**Stated problem**
Reproduce every entry in the listing without alteration.

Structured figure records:
━━━━━━━━━━━━━━━━━━━━━━━━━━━━━━
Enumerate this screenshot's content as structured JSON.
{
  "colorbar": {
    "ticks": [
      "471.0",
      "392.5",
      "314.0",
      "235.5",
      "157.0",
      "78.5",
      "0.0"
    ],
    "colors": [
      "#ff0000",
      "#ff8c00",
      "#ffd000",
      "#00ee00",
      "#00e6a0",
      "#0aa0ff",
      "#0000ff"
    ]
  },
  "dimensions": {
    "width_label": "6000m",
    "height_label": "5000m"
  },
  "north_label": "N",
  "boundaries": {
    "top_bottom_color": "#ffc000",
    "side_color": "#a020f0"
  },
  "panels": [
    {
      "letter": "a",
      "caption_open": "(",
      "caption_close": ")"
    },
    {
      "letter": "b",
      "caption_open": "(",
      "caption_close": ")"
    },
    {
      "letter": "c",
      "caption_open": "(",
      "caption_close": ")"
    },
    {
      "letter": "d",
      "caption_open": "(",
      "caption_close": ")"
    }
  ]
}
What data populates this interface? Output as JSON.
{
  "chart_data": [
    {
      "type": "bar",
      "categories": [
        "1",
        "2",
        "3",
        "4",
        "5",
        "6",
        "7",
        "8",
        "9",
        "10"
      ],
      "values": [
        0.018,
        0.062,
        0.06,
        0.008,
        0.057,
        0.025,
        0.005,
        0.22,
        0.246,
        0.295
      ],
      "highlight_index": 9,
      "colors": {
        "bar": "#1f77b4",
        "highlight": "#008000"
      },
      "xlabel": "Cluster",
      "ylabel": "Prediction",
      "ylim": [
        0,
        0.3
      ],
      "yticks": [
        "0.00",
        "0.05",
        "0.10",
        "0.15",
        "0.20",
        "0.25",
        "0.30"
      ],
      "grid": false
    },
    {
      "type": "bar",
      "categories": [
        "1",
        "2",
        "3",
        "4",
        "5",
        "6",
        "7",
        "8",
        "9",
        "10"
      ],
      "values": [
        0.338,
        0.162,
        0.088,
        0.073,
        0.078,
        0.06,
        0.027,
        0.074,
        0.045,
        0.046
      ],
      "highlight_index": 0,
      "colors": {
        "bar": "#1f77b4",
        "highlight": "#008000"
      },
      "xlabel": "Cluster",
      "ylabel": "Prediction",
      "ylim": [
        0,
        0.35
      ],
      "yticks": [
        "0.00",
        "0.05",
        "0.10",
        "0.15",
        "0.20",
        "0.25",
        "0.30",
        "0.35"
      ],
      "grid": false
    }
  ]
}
━━━━━━━━━━━━━━━━━━━━━━━━━━━━━━
**Solution for this exercise**
Enumerate this screenshot's content as structured JSON.
{
  "colorbar": {
    "ticks": [
      "471.0",
      "392.5",
      "314.0",
      "235.5",
      "157.0",
      "78.5",
      "0.0"
    ],
    "colors": [
      "#ff0000",
      "#ff8c00",
      "#ffd000",
      "#00ee00",
      "#00e6a0",
      "#0aa0ff",
      "#0000ff"
    ]
  },
  "dimensions": {
    "width_label": "6000m",
    "height_label": "5000m"
  },
  "north_label": "N",
  "boundaries": {
    "top_bottom_color": "#ffc000",
    "side_color": "#a020f0"
  },
  "panels": [
    {
      "letter": "a",
      "caption_open": "(",
      "caption_close": ")"
    },
    {
      "letter": "b",
      "caption_open": "(",
      "caption_close": ")"
    },
    {
      "letter": "c",
      "caption_open": "(",
      "caption_close": ")"
    },
    {
      "letter": "d",
      "caption_open": "(",
      "caption_close": ")"
    }
  ]
}
What data populates this interface? Output as JSON.
{
  "chart_data": [
    {
      "type": "bar",
      "categories": [
        "1",
        "2",
        "3",
        "4",
        "5",
        "6",
        "7",
        "8",
        "9",
        "10"
      ],
      "values": [
        0.018,
        0.062,
        0.06,
        0.008,
        0.057,
        0.025,
        0.005,
        0.22,
        0.246,
        0.295
      ],
      "highlight_index": 9,
      "colors": {
        "bar": "#1f77b4",
        "highlight": "#008000"
      },
      "xlabel": "Cluster",
      "ylabel": "Prediction",
      "ylim": [
        0,
        0.3
      ],
      "yticks": [
        "0.00",
        "0.05",
        "0.10",
        "0.15",
        "0.20",
        "0.25",
        "0.30"
      ],
      "grid": false
    },
    {
      "type": "bar",
      "categories": [
        "1",
        "2",
        "3",
        "4",
        "5",
        "6",
        "7",
        "8",
        "9",
        "10"
      ],
      "values": [
        0.338,
        0.162,
        0.088,
        0.073,
        0.078,
        0.06,
        0.027,
        0.074,
        0.045,
        0.046
      ],
      "highlight_index": 0,
      "colors": {
        "bar": "#1f77b4",
        "highlight": "#008000"
      },
      "xlabel": "Cluster",
      "ylabel": "Prediction",
      "ylim": [
        0,
        0.35
      ],
      "yticks": [
        "0.00",
        "0.05",
        "0.10",
        "0.15",
        "0.20",
        "0.25",
        "0.30",
        "0.35"
      ],
      "grid": false
    }
  ]
}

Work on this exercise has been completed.